>> Begin RECORDS SUPPLIED

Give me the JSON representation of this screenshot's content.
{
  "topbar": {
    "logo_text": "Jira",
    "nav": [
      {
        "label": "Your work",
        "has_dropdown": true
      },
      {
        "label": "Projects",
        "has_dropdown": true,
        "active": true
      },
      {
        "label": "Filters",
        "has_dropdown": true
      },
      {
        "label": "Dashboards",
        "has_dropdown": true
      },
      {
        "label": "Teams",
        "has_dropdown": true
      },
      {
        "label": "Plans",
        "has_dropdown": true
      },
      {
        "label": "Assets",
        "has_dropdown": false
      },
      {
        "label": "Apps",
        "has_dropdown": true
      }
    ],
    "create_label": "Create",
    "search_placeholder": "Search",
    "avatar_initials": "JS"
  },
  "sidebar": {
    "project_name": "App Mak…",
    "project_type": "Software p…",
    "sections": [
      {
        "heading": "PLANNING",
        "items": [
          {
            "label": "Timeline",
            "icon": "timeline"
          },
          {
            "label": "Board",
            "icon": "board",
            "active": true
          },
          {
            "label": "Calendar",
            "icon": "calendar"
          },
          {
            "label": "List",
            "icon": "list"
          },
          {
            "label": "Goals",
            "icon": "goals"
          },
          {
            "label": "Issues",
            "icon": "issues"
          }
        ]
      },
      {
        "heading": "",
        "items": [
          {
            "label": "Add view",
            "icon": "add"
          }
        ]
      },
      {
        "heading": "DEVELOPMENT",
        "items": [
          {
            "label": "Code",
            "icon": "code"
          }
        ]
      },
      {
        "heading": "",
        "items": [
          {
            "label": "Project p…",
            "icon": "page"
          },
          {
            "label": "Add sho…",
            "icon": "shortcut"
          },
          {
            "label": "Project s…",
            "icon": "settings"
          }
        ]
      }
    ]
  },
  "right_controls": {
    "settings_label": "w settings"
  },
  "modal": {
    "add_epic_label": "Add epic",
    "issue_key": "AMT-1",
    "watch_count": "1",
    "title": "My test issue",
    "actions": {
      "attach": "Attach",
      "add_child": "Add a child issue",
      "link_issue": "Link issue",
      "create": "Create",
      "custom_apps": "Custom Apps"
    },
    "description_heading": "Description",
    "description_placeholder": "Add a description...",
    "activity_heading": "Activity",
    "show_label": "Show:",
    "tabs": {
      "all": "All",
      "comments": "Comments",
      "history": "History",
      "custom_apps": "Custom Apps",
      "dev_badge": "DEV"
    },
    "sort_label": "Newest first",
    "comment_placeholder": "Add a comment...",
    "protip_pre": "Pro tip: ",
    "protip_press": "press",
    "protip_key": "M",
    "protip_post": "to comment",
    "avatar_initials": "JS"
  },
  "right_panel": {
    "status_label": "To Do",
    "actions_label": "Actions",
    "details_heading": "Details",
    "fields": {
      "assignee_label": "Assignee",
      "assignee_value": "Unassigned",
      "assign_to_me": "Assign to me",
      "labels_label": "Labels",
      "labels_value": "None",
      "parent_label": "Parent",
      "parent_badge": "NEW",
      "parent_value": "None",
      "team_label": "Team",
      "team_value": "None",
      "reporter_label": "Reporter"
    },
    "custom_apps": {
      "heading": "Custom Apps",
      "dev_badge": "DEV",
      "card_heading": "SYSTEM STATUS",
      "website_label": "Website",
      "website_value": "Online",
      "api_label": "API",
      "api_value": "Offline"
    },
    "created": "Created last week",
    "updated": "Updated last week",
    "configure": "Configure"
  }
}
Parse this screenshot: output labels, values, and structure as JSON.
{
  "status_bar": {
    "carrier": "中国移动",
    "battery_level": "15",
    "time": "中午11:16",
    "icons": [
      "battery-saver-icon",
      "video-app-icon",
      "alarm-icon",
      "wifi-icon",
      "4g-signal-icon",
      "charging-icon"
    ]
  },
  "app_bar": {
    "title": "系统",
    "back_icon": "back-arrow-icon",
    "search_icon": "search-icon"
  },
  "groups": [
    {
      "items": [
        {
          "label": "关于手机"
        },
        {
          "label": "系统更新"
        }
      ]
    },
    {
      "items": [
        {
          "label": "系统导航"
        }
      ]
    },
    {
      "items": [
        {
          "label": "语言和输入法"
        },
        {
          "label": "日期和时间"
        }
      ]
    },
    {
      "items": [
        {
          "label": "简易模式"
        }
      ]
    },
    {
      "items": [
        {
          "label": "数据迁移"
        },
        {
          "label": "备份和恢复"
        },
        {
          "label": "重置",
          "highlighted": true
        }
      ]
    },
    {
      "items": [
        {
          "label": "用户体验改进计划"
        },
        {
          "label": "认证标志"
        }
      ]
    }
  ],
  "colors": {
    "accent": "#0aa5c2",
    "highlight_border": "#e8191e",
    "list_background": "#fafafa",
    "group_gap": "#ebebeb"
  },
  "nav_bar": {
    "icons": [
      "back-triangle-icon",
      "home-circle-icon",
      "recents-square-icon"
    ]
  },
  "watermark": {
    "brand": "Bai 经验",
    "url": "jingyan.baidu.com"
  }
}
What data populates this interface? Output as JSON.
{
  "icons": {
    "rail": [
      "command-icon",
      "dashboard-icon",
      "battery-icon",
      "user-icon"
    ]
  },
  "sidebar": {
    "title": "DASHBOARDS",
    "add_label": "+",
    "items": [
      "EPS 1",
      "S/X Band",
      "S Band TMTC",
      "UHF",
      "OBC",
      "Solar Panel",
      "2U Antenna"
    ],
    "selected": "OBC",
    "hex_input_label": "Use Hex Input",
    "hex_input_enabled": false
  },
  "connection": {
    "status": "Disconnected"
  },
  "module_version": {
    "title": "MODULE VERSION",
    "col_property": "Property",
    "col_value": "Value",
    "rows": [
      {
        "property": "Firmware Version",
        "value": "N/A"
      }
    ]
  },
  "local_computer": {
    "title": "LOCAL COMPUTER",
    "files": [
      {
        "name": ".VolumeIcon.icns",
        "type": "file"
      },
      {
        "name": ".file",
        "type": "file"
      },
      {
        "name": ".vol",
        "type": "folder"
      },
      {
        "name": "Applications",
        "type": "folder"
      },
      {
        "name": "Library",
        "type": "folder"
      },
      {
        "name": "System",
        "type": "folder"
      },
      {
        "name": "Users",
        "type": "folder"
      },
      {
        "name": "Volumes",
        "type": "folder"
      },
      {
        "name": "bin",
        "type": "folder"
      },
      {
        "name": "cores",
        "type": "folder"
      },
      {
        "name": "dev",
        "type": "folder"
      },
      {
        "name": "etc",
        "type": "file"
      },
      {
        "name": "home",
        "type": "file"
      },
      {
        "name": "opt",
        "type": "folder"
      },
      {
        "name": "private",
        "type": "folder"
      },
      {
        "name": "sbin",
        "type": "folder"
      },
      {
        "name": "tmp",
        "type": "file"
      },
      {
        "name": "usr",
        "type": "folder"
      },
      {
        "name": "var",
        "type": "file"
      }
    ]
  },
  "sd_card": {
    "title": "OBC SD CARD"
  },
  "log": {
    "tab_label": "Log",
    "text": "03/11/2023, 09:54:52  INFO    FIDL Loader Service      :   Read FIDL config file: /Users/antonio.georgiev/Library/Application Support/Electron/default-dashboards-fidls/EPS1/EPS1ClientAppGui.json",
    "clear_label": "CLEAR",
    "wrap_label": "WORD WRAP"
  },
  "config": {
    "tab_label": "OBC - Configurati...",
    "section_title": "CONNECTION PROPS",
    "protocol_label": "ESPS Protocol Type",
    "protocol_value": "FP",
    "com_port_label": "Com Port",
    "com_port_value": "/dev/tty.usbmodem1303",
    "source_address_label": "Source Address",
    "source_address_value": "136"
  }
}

>> End RECORDS SUPPLIED

INSTRUCTION: Transcribe the entire listing above precisely.

SOLUTION TO THE PROBLEM:
Give me the JSON representation of this screenshot's content.
{
  "topbar": {
    "logo_text": "Jira",
    "nav": [
      {
        "label": "Your work",
        "has_dropdown": true
      },
      {
        "label": "Projects",
        "has_dropdown": true,
        "active": true
      },
      {
        "label": "Filters",
        "has_dropdown": true
      },
      {
        "label": "Dashboards",
        "has_dropdown": true
      },
      {
        "label": "Teams",
        "has_dropdown": true
      },
      {
        "label": "Plans",
        "has_dropdown": true
      },
      {
        "label": "Assets",
        "has_dropdown": false
      },
      {
        "label": "Apps",
        "has_dropdown": true
      }
    ],
    "create_label": "Create",
    "search_placeholder": "Search",
    "avatar_initials": "JS"
  },
  "sidebar": {
    "project_name": "App Mak…",
    "project_type": "Software p…",
    "sections": [
      {
        "heading": "PLANNING",
        "items": [
          {
            "label": "Timeline",
            "icon": "timeline"
          },
          {
            "label": "Board",
            "icon": "board",
            "active": true
          },
          {
            "label": "Calendar",
            "icon": "calendar"
          },
          {
            "label": "List",
            "icon": "list"
          },
          {
            "label": "Goals",
            "icon": "goals"
          },
          {
            "label": "Issues",
            "icon": "issues"
          }
        ]
      },
      {
        "heading": "",
        "items": [
          {
            "label": "Add view",
            "icon": "add"
          }
        ]
      },
      {
        "heading": "DEVELOPMENT",
        "items": [
          {
            "label": "Code",
            "icon": "code"
          }
        ]
      },
      {
        "heading": "",
        "items": [
          {
            "label": "Project p…",
            "icon": "page"
          },
          {
            "label": "Add sho…",
            "icon": "shortcut"
          },
          {
            "label": "Project s…",
            "icon": "settings"
          }
        ]
      }
    ]
  },
  "right_controls": {
    "settings_label": "w settings"
  },
  "modal": {
    "add_epic_label": "Add epic",
    "issue_key": "AMT-1",
    "watch_count": "1",
    "title": "My test issue",
    "actions": {
      "attach": "Attach",
      "add_child": "Add a child issue",
      "link_issue": "Link issue",
      "create": "Create",
      "custom_apps": "Custom Apps"
    },
    "description_heading": "Description",
    "description_placeholder": "Add a description...",
    "activity_heading": "Activity",
    "show_label": "Show:",
    "tabs": {
      "all": "All",
      "comments": "Comments",
      "history": "History",
      "custom_apps": "Custom Apps",
      "dev_badge": "DEV"
    },
    "sort_label": "Newest first",
    "comment_placeholder": "Add a comment...",
    "protip_pre": "Pro tip: ",
    "protip_press": "press",
    "protip_key": "M",
    "protip_post": "to comment",
    "avatar_initials": "JS"
  },
  "right_panel": {
    "status_label": "To Do",
    "actions_label": "Actions",
    "details_heading": "Details",
    "fields": {
      "assignee_label": "Assignee",
      "assignee_value": "Unassigned",
      "assign_to_me": "Assign to me",
      "labels_label": "Labels",
      "labels_value": "None",
      "parent_label": "Parent",
      "parent_badge": "NEW",
      "parent_value": "None",
      "team_label": "Team",
      "team_value": "None",
      "reporter_label": "Reporter"
    },
    "custom_apps": {
      "heading": "Custom Apps",
      "dev_badge": "DEV",
      "card_heading": "SYSTEM STATUS",
      "website_label": "Website",
      "website_value": "Online",
      "api_label": "API",
      "api_value": "Offline"
    },
    "created": "Created last week",
    "updated": "Updated last week",
    "configure": "Configure"
  }
}
Parse this screenshot: output labels, values, and structure as JSON.
{
  "status_bar": {
    "carrier": "中国移动",
    "battery_level": "15",
    "time": "中午11:16",
    "icons": [
      "battery-saver-icon",
      "video-app-icon",
      "alarm-icon",
      "wifi-icon",
      "4g-signal-icon",
      "charging-icon"
    ]
  },
  "app_bar": {
    "title": "系统",
    "back_icon": "back-arrow-icon",
    "search_icon": "search-icon"
  },
  "groups": [
    {
      "items": [
        {
          "label": "关于手机"
        },
        {
          "label": "系统更新"
        }
      ]
    },
    {
      "items": [
        {
          "label": "系统导航"
        }
      ]
    },
    {
      "items": [
        {
          "label": "语言和输入法"
        },
        {
          "label": "日期和时间"
        }
      ]
    },
    {
      "items": [
        {
          "label": "简易模式"
        }
      ]
    },
    {
      "items": [
        {
          "label": "数据迁移"
        },
        {
          "label": "备份和恢复"
        },
        {
          "label": "重置",
          "highlighted": true
        }
      ]
    },
    {
      "items": [
        {
          "label": "用户体验改进计划"
        },
        {
          "label": "认证标志"
        }
      ]
    }
  ],
  "colors": {
    "accent": "#0aa5c2",
    "highlight_border": "#e8191e",
    "list_background": "#fafafa",
    "group_gap": "#ebebeb"
  },
  "nav_bar": {
    "icons": [
      "back-triangle-icon",
      "home-circle-icon",
      "recents-square-icon"
    ]
  },
  "watermark": {
    "brand": "Bai 经验",
    "url": "jingyan.baidu.com"
  }
}
What data populates this interface? Output as JSON.
{
  "icons": {
    "rail": [
      "command-icon",
      "dashboard-icon",
      "battery-icon",
      "user-icon"
    ]
  },
  "sidebar": {
    "title": "DASHBOARDS",
    "add_label": "+",
    "items": [
      "EPS 1",
      "S/X Band",
      "S Band TMTC",
      "UHF",
      "OBC",
      "Solar Panel",
      "2U Antenna"
    ],
    "selected": "OBC",
    "hex_input_label": "Use Hex Input",
    "hex_input_enabled": false
  },
  "connection": {
    "status": "Disconnected"
  },
  "module_version": {
    "title": "MODULE VERSION",
    "col_property": "Property",
    "col_value": "Value",
    "rows": [
      {
        "property": "Firmware Version",
        "value": "N/A"
      }
    ]
  },
  "local_computer": {
    "title": "LOCAL COMPUTER",
    "files": [
      {
        "name": ".VolumeIcon.icns",
        "type": "file"
      },
      {
        "name": ".file",
        "type": "file"
      },
      {
        "name": ".vol",
        "type": "folder"
      },
      {
        "name": "Applications",
        "type": "folder"
      },
      {
        "name": "Library",
        "type": "folder"
      },
      {
        "name": "System",
        "type": "folder"
      },
      {
        "name": "Users",
        "type": "folder"
      },
      {
        "name": "Volumes",
        "type": "folder"
      },
      {
        "name": "bin",
        "type": "folder"
      },
      {
        "name": "cores",
        "type": "folder"
      },
      {
        "name": "dev",
        "type": "folder"
      },
      {
        "name": "etc",
        "type": "file"
      },
      {
        "name": "home",
        "type": "file"
      },
      {
        "name": "opt",
        "type": "folder"
      },
      {
        "name": "private",
        "type": "folder"
      },
      {
        "name": "sbin",
        "type": "folder"
      },
      {
        "name": "tmp",
        "type": "file"
      },
      {
        "name": "usr",
        "type": "folder"
      },
      {
        "name": "var",
        "type": "file"
      }
    ]
  },
  "sd_card": {
    "title": "OBC SD CARD"
  },
  "log": {
    "tab_label": "Log",
    "text": "03/11/2023, 09:54:52  INFO    FIDL Loader Service      :   Read FIDL config file: /Users/antonio.georgiev/Library/Application Support/Electron/default-dashboards-fidls/EPS1/EPS1ClientAppGui.json",
    "clear_label": "CLEAR",
    "wrap_label": "WORD WRAP"
  },
  "config": {
    "tab_label": "OBC - Configurati...",
    "section_title": "CONNECTION PROPS",
    "protocol_label": "ESPS Protocol Type",
    "protocol_value": "FP",
    "com_port_label": "Com Port",
    "com_port_value": "/dev/tty.usbmodem1303",
    "source_address_label": "Source Address",
    "source_address_value": "136"
  }
}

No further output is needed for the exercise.